Would you write out the entries below, every one of them, exactly?
-------- DATA LINES
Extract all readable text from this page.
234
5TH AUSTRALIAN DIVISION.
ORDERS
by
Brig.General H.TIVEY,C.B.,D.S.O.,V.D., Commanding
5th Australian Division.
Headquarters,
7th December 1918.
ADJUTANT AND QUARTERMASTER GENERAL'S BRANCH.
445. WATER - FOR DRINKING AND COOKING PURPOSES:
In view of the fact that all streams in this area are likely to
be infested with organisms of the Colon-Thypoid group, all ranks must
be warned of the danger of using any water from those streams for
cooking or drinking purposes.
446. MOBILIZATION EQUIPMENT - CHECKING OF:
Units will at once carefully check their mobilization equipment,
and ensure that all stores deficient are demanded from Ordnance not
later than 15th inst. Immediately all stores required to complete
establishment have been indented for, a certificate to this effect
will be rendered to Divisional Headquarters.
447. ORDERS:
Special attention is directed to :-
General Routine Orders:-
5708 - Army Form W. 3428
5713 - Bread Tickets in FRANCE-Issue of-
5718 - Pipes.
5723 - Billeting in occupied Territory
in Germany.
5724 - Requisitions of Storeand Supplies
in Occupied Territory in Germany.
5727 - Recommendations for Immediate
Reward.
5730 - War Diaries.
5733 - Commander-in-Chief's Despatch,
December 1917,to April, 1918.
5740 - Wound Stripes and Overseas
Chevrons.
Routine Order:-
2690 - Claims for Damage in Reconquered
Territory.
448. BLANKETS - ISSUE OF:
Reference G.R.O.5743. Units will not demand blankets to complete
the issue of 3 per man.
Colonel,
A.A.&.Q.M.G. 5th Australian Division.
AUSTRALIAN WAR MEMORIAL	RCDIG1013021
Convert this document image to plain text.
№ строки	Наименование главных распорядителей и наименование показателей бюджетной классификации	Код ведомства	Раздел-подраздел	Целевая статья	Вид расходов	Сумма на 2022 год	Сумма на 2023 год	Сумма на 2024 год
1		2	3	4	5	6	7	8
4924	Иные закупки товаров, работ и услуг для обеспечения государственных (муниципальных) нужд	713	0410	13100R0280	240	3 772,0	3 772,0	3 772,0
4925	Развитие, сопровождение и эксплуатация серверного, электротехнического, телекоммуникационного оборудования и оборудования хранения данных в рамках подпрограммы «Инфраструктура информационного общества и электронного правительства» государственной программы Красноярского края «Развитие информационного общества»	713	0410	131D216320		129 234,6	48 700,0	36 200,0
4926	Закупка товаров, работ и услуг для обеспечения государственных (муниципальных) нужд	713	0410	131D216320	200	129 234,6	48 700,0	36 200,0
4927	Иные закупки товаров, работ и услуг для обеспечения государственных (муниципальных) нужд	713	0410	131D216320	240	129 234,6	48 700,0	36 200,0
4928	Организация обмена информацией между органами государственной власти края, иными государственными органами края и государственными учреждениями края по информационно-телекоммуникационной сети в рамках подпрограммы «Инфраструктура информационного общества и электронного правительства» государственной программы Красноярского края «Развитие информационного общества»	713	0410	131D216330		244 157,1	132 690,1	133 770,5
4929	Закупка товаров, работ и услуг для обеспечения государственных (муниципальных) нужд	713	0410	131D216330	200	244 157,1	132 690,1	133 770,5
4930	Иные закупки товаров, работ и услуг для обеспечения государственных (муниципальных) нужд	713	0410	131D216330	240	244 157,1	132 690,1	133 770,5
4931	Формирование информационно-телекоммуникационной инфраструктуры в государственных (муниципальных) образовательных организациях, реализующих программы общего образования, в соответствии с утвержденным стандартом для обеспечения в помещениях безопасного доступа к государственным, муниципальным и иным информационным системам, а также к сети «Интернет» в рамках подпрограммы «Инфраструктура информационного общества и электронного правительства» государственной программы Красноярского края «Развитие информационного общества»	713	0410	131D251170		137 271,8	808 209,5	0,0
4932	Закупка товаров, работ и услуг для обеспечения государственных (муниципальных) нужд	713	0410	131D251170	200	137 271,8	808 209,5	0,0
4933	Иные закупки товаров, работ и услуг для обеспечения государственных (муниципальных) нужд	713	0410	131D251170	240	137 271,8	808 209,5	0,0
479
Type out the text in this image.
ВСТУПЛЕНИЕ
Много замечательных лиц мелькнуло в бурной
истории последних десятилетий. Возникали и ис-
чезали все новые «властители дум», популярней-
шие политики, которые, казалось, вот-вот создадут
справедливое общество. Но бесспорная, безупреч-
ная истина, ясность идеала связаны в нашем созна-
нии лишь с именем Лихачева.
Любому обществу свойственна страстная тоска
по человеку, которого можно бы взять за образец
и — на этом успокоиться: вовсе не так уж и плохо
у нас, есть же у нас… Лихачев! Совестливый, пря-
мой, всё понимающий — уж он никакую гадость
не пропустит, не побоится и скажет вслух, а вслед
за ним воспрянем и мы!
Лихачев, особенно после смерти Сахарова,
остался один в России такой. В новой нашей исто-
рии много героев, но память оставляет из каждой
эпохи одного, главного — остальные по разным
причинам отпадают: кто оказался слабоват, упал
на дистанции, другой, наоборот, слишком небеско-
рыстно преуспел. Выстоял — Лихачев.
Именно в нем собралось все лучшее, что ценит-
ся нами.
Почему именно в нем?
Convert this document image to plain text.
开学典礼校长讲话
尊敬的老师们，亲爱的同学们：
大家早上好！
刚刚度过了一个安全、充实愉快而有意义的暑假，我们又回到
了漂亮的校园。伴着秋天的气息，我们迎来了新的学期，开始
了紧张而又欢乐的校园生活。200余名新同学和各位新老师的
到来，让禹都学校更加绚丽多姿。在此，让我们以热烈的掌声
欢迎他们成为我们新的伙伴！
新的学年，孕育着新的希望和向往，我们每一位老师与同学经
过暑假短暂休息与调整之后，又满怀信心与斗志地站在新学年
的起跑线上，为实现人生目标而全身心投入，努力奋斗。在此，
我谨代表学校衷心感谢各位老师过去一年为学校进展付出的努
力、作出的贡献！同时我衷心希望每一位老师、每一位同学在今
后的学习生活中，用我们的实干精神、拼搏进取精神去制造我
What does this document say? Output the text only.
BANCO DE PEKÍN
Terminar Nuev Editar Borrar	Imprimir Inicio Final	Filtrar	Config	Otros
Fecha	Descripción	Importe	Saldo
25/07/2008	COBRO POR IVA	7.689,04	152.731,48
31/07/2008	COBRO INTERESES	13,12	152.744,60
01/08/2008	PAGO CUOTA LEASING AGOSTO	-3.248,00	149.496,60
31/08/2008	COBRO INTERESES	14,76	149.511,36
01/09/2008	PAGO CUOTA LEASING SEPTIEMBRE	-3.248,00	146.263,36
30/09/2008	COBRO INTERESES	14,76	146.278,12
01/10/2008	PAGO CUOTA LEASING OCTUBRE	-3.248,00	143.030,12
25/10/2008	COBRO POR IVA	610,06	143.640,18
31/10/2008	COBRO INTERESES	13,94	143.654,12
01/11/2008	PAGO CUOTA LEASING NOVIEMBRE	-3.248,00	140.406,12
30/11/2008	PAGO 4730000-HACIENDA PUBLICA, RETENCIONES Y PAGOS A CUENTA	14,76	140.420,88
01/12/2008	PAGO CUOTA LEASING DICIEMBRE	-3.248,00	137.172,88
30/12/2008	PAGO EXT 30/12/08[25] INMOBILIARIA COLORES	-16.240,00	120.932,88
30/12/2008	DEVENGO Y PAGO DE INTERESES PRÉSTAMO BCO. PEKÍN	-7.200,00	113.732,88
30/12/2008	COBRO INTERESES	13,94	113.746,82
----------------
**EXERCISE ANSWER:**
Extract all readable text from this page.
234
5TH AUSTRALIAN DIVISION.
ORDERS
by
Brig.General H.TIVEY,C.B.,D.S.O.,V.D., Commanding
5th Australian Division.
Headquarters,
7th December 1918.
ADJUTANT AND QUARTERMASTER GENERAL'S BRANCH.
445. WATER - FOR DRINKING AND COOKING PURPOSES:
In view of the fact that all streams in this area are likely to
be infested with organisms of the Colon-Thypoid group, all ranks must
be warned of the danger of using any water from those streams for
cooking or drinking purposes.
446. MOBILIZATION EQUIPMENT - CHECKING OF:
Units will at once carefully check their mobilization equipment,
and ensure that all stores deficient are demanded from Ordnance not
later than 15th inst. Immediately all stores required to complete
establishment have been indented for, a certificate to this effect
will be rendered to Divisional Headquarters.
447. ORDERS:
Special attention is directed to :-
General Routine Orders:-
5708 - Army Form W. 3428
5713 - Bread Tickets in FRANCE-Issue of-
5718 - Pipes.
5723 - Billeting in occupied Territory
in Germany.
5724 - Requisitions of Storeand Supplies
in Occupied Territory in Germany.
5727 - Recommendations for Immediate
Reward.
5730 - War Diaries.
5733 - Commander-in-Chief's Despatch,
December 1917,to April, 1918.
5740 - Wound Stripes and Overseas
Chevrons.
Routine Order:-
2690 - Claims for Damage in Reconquered
Territory.
448. BLANKETS - ISSUE OF:
Reference G.R.O.5743. Units will not demand blankets to complete
the issue of 3 per man.
Colonel,
A.A.&.Q.M.G. 5th Australian Division.
AUSTRALIAN WAR MEMORIAL	RCDIG1013021
Convert this document image to plain text.
№ строки	Наименование главных распорядителей и наименование показателей бюджетной классификации	Код ведомства	Раздел-подраздел	Целевая статья	Вид расходов	Сумма на 2022 год	Сумма на 2023 год	Сумма на 2024 год
1		2	3	4	5	6	7	8
4924	Иные закупки товаров, работ и услуг для обеспечения государственных (муниципальных) нужд	713	0410	13100R0280	240	3 772,0	3 772,0	3 772,0
4925	Развитие, сопровождение и эксплуатация серверного, электротехнического, телекоммуникационного оборудования и оборудования хранения данных в рамках подпрограммы «Инфраструктура информационного общества и электронного правительства» государственной программы Красноярского края «Развитие информационного общества»	713	0410	131D216320		129 234,6	48 700,0	36 200,0
4926	Закупка товаров, работ и услуг для обеспечения государственных (муниципальных) нужд	713	0410	131D216320	200	129 234,6	48 700,0	36 200,0
4927	Иные закупки товаров, работ и услуг для обеспечения государственных (муниципальных) нужд	713	0410	131D216320	240	129 234,6	48 700,0	36 200,0
4928	Организация обмена информацией между органами государственной власти края, иными государственными органами края и государственными учреждениями края по информационно-телекоммуникационной сети в рамках подпрограммы «Инфраструктура информационного общества и электронного правительства» государственной программы Красноярского края «Развитие информационного общества»	713	0410	131D216330		244 157,1	132 690,1	133 770,5
4929	Закупка товаров, работ и услуг для обеспечения государственных (муниципальных) нужд	713	0410	131D216330	200	244 157,1	132 690,1	133 770,5
4930	Иные закупки товаров, работ и услуг для обеспечения государственных (муниципальных) нужд	713	0410	131D216330	240	244 157,1	132 690,1	133 770,5
4931	Формирование информационно-телекоммуникационной инфраструктуры в государственных (муниципальных) образовательных организациях, реализующих программы общего образования, в соответствии с утвержденным стандартом для обеспечения в помещениях безопасного доступа к государственным, муниципальным и иным информационным системам, а также к сети «Интернет» в рамках подпрограммы «Инфраструктура информационного общества и электронного правительства» государственной программы Красноярского края «Развитие информационного общества»	713	0410	131D251170		137 271,8	808 209,5	0,0
4932	Закупка товаров, работ и услуг для обеспечения государственных (муниципальных) нужд	713	0410	131D251170	200	137 271,8	808 209,5	0,0
4933	Иные закупки товаров, работ и услуг для обеспечения государственных (муниципальных) нужд	713	0410	131D251170	240	137 271,8	808 209,5	0,0
479
Type out the text in this image.
ВСТУПЛЕНИЕ
Много замечательных лиц мелькнуло в бурной
истории последних десятилетий. Возникали и ис-
чезали все новые «властители дум», популярней-
шие политики, которые, казалось, вот-вот создадут
справедливое общество. Но бесспорная, безупреч-
ная истина, ясность идеала связаны в нашем созна-
нии лишь с именем Лихачева.
Любому обществу свойственна страстная тоска
по человеку, которого можно бы взять за образец
и — на этом успокоиться: вовсе не так уж и плохо
у нас, есть же у нас… Лихачев! Совестливый, пря-
мой, всё понимающий — уж он никакую гадость
не пропустит, не побоится и скажет вслух, а вслед
за ним воспрянем и мы!
Лихачев, особенно после смерти Сахарова,
остался один в России такой. В новой нашей исто-
рии много героев, но память оставляет из каждой
эпохи одного, главного — остальные по разным
причинам отпадают: кто оказался слабоват, упал
на дистанции, другой, наоборот, слишком небеско-
рыстно преуспел. Выстоял — Лихачев.
Именно в нем собралось все лучшее, что ценит-
ся нами.
Почему именно в нем?
Convert this document image to plain text.
开学典礼校长讲话
尊敬的老师们，亲爱的同学们：
大家早上好！
刚刚度过了一个安全、充实愉快而有意义的暑假，我们又回到
了漂亮的校园。伴着秋天的气息，我们迎来了新的学期，开始
了紧张而又欢乐的校园生活。200余名新同学和各位新老师的
到来，让禹都学校更加绚丽多姿。在此，让我们以热烈的掌声
欢迎他们成为我们新的伙伴！
新的学年，孕育着新的希望和向往，我们每一位老师与同学经
过暑假短暂休息与调整之后，又满怀信心与斗志地站在新学年
的起跑线上，为实现人生目标而全身心投入，努力奋斗。在此，
我谨代表学校衷心感谢各位老师过去一年为学校进展付出的努
力、作出的贡献！同时我衷心希望每一位老师、每一位同学在今
后的学习生活中，用我们的实干精神、拼搏进取精神去制造我
What does this document say? Output the text only.
BANCO DE PEKÍN
Terminar Nuev Editar Borrar	Imprimir Inicio Final	Filtrar	Config	Otros
Fecha	Descripción	Importe	Saldo
25/07/2008	COBRO POR IVA	7.689,04	152.731,48
31/07/2008	COBRO INTERESES	13,12	152.744,60
01/08/2008	PAGO CUOTA LEASING AGOSTO	-3.248,00	149.496,60
31/08/2008	COBRO INTERESES	14,76	149.511,36
01/09/2008	PAGO CUOTA LEASING SEPTIEMBRE	-3.248,00	146.263,36
30/09/2008	COBRO INTERESES	14,76	146.278,12
01/10/2008	PAGO CUOTA LEASING OCTUBRE	-3.248,00	143.030,12
25/10/2008	COBRO POR IVA	610,06	143.640,18
31/10/2008	COBRO INTERESES	13,94	143.654,12
01/11/2008	PAGO CUOTA LEASING NOVIEMBRE	-3.248,00	140.406,12
30/11/2008	PAGO 4730000-HACIENDA PUBLICA, RETENCIONES Y PAGOS A CUENTA	14,76	140.420,88
01/12/2008	PAGO CUOTA LEASING DICIEMBRE	-3.248,00	137.172,88
30/12/2008	PAGO EXT 30/12/08[25] INMOBILIARIA COLORES	-16.240,00	120.932,88
30/12/2008	DEVENGO Y PAGO DE INTERESES PRÉSTAMO BCO. PEKÍN	-7.200,00	113.732,88
30/12/2008	COBRO INTERESES	13,94	113.746,82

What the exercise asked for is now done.